Working data =>

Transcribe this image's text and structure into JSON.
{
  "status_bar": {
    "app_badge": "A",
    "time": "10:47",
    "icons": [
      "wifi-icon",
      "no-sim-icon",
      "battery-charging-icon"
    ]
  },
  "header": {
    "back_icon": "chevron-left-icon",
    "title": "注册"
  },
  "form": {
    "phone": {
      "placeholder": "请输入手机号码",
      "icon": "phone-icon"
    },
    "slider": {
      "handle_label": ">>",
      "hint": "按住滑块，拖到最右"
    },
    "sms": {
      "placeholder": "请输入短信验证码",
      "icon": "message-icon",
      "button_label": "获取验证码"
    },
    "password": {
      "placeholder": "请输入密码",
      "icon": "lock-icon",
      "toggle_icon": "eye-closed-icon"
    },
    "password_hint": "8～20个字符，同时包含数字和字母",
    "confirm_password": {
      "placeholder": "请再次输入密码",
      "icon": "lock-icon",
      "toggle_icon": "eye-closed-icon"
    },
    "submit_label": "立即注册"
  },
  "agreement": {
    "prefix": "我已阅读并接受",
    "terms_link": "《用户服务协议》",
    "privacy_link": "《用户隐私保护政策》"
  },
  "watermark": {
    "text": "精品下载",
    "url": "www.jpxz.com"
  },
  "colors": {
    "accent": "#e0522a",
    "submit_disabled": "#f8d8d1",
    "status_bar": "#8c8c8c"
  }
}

Exercise description => Print the records above exactly as they appear.

Solution for this task =>
Transcribe this image's text and structure into JSON.
{
  "status_bar": {
    "app_badge": "A",
    "time": "10:47",
    "icons": [
      "wifi-icon",
      "no-sim-icon",
      "battery-charging-icon"
    ]
  },
  "header": {
    "back_icon": "chevron-left-icon",
    "title": "注册"
  },
  "form": {
    "phone": {
      "placeholder": "请输入手机号码",
      "icon": "phone-icon"
    },
    "slider": {
      "handle_label": ">>",
      "hint": "按住滑块，拖到最右"
    },
    "sms": {
      "placeholder": "请输入短信验证码",
      "icon": "message-icon",
      "button_label": "获取验证码"
    },
    "password": {
      "placeholder": "请输入密码",
      "icon": "lock-icon",
      "toggle_icon": "eye-closed-icon"
    },
    "password_hint": "8～20个字符，同时包含数字和字母",
    "confirm_password": {
      "placeholder": "请再次输入密码",
      "icon": "lock-icon",
      "toggle_icon": "eye-closed-icon"
    },
    "submit_label": "立即注册"
  },
  "agreement": {
    "prefix": "我已阅读并接受",
    "terms_link": "《用户服务协议》",
    "privacy_link": "《用户隐私保护政策》"
  },
  "watermark": {
    "text": "精品下载",
    "url": "www.jpxz.com"
  },
  "colors": {
    "accent": "#e0522a",
    "submit_disabled": "#f8d8d1",
    "status_bar": "#8c8c8c"
  }
}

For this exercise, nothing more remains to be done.